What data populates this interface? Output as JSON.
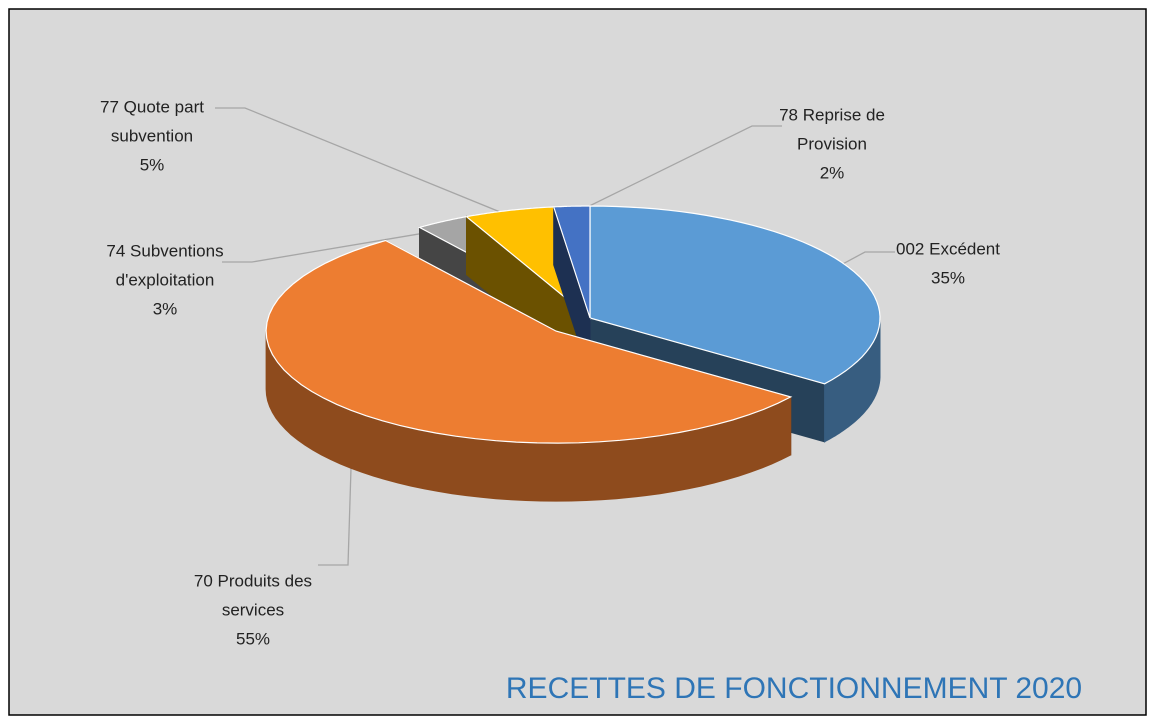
{
  "chart_data": {
    "type": "pie3d",
    "title": "RECETTES DE FONCTIONNEMENT 2020",
    "categories": [
      [
        "002 Excédent"
      ],
      [
        "70  Produits des",
        "services"
      ],
      [
        "74 Subventions",
        "d'exploitation"
      ],
      [
        "77 Quote part",
        "subvention"
      ],
      [
        "78 Reprise de",
        "Provision"
      ]
    ],
    "values": [
      35,
      55,
      3,
      5,
      2
    ],
    "value_labels": [
      "35%",
      "55%",
      "3%",
      "5%",
      "2%"
    ],
    "colors": [
      "#5b9bd5",
      "#ed7d31",
      "#a5a5a5",
      "#ffc000",
      "#4472c4"
    ],
    "exploded": [
      1
    ]
  }
}
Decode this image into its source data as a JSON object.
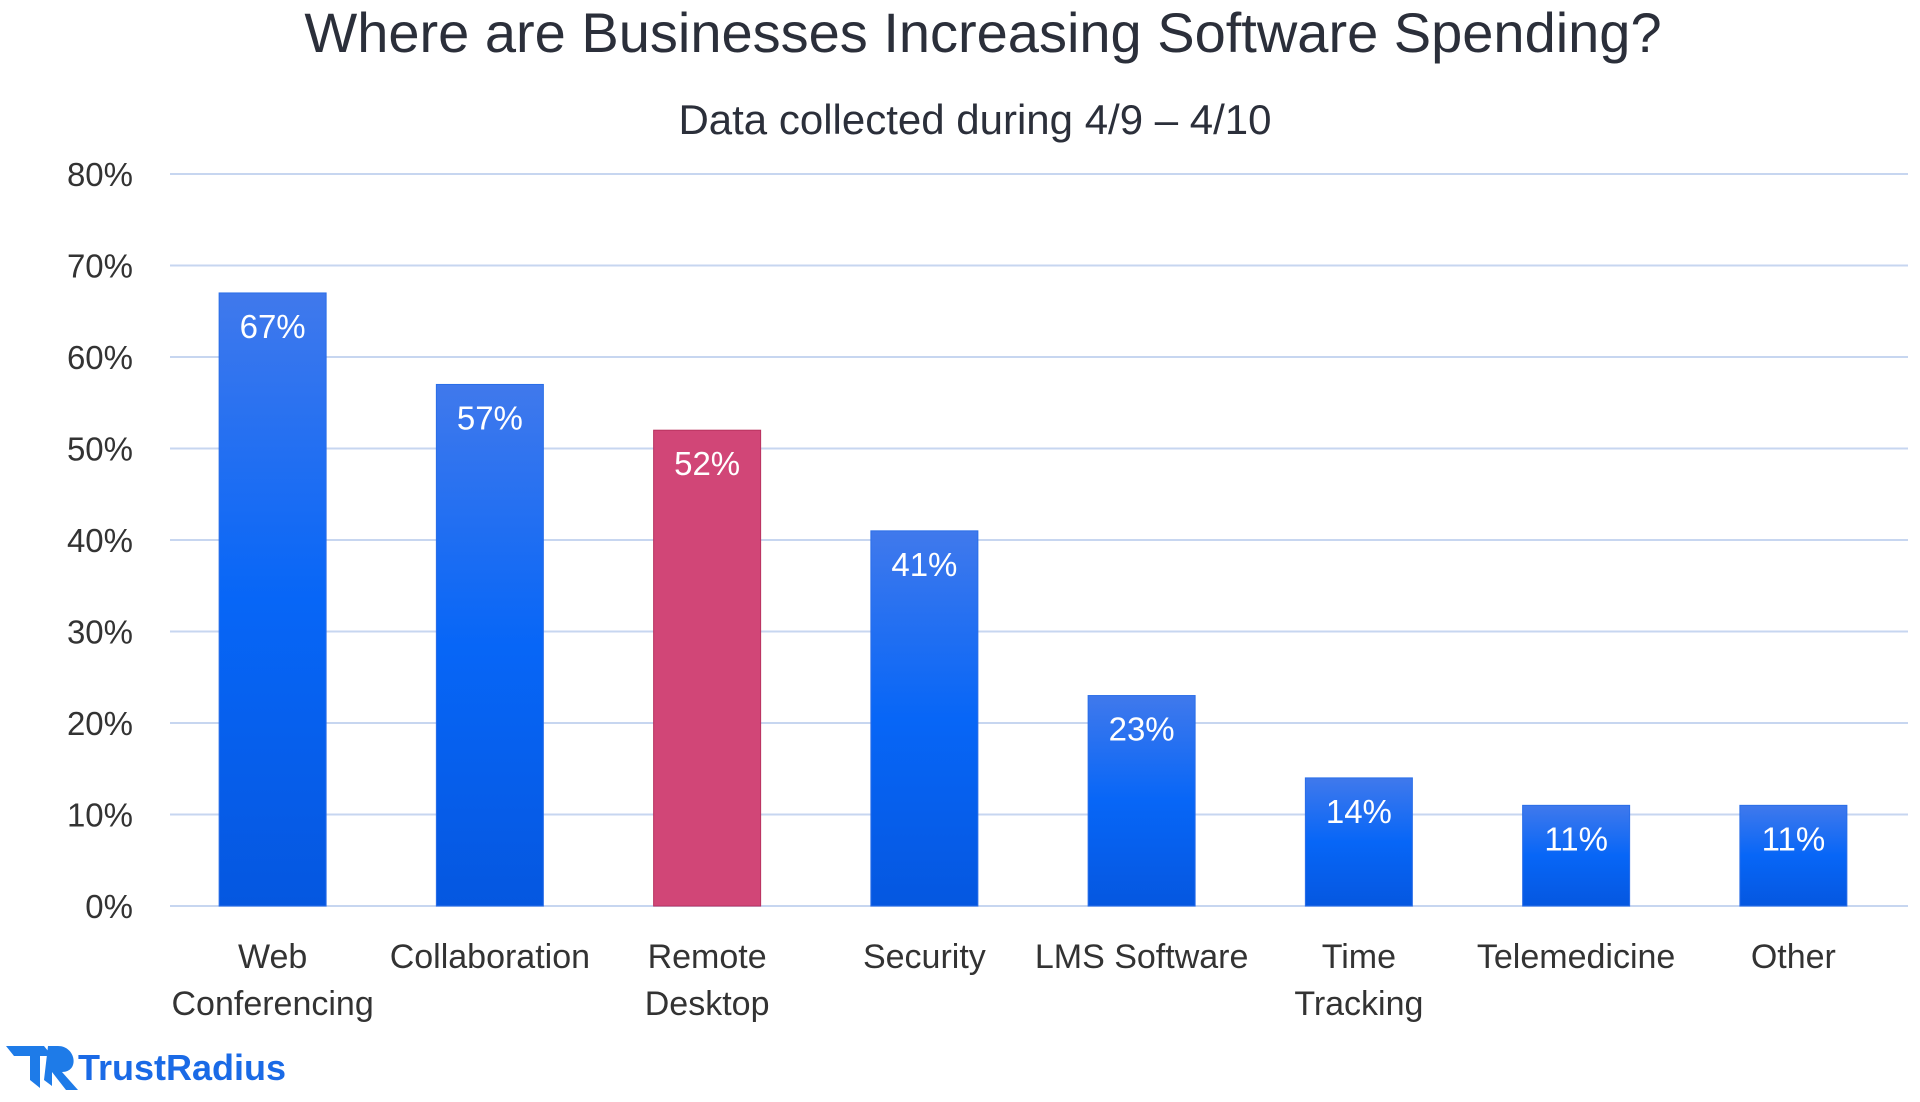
{
  "chart_data": {
    "type": "bar",
    "title": "Where are Businesses Increasing Software Spending?",
    "subtitle": "Data collected during 4/9 – 4/10",
    "xlabel": "",
    "ylabel": "",
    "ylim": [
      0,
      80
    ],
    "yticks": [
      "0%",
      "10%",
      "20%",
      "30%",
      "40%",
      "50%",
      "60%",
      "70%",
      "80%"
    ],
    "grid": true,
    "categories": [
      [
        "Web",
        "Conferencing"
      ],
      [
        "Collaboration"
      ],
      [
        "Remote",
        "Desktop"
      ],
      [
        "Security"
      ],
      [
        "LMS Software"
      ],
      [
        "Time",
        "Tracking"
      ],
      [
        "Telemedicine"
      ],
      [
        "Other"
      ]
    ],
    "values": [
      67,
      57,
      52,
      41,
      23,
      14,
      11,
      11
    ],
    "data_labels": [
      "67%",
      "57%",
      "52%",
      "41%",
      "23%",
      "14%",
      "11%",
      "11%"
    ],
    "colors": {
      "bar": "#0a66f0",
      "bar_top": "#4079ec",
      "highlight": "#d14677",
      "grid": "#c7d6f0"
    },
    "highlight_index": 2
  },
  "branding": {
    "logo_text": "TrustRadius"
  }
}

********

** TASK REQUIREMENTS **
Pictures excluded, quote all the data above exactly.

** COMPLETED EXERCISE **
What data populates this interface? Output as JSON.
{
  "chart_data": {
    "type": "pie3d",
    "title": "RECETTES DE FONCTIONNEMENT 2020",
    "categories": [
      [
        "002 Excédent"
      ],
      [
        "70  Produits des",
        "services"
      ],
      [
        "74 Subventions",
        "d'exploitation"
      ],
      [
        "77 Quote part",
        "subvention"
      ],
      [
        "78 Reprise de",
        "Provision"
      ]
    ],
    "values": [
      35,
      55,
      3,
      5,
      2
    ],
    "value_labels": [
      "35%",
      "55%",
      "3%",
      "5%",
      "2%"
    ],
    "colors": [
      "#5b9bd5",
      "#ed7d31",
      "#a5a5a5",
      "#ffc000",
      "#4472c4"
    ],
    "exploded": [
      1
    ]
  }
}
Decode this image into its source data as a JSON object.
{
  "chart_data": {
    "type": "bar",
    "title": "Where are Businesses Increasing Software Spending?",
    "subtitle": "Data collected during 4/9 – 4/10",
    "xlabel": "",
    "ylabel": "",
    "ylim": [
      0,
      80
    ],
    "yticks": [
      "0%",
      "10%",
      "20%",
      "30%",
      "40%",
      "50%",
      "60%",
      "70%",
      "80%"
    ],
    "grid": true,
    "categories": [
      [
        "Web",
        "Conferencing"
      ],
      [
        "Collaboration"
      ],
      [
        "Remote",
        "Desktop"
      ],
      [
        "Security"
      ],
      [
        "LMS Software"
      ],
      [
        "Time",
        "Tracking"
      ],
      [
        "Telemedicine"
      ],
      [
        "Other"
      ]
    ],
    "values": [
      67,
      57,
      52,
      41,
      23,
      14,
      11,
      11
    ],
    "data_labels": [
      "67%",
      "57%",
      "52%",
      "41%",
      "23%",
      "14%",
      "11%",
      "11%"
    ],
    "colors": {
      "bar": "#0a66f0",
      "bar_top": "#4079ec",
      "highlight": "#d14677",
      "grid": "#c7d6f0"
    },
    "highlight_index": 2
  },
  "branding": {
    "logo_text": "TrustRadius"
  }
}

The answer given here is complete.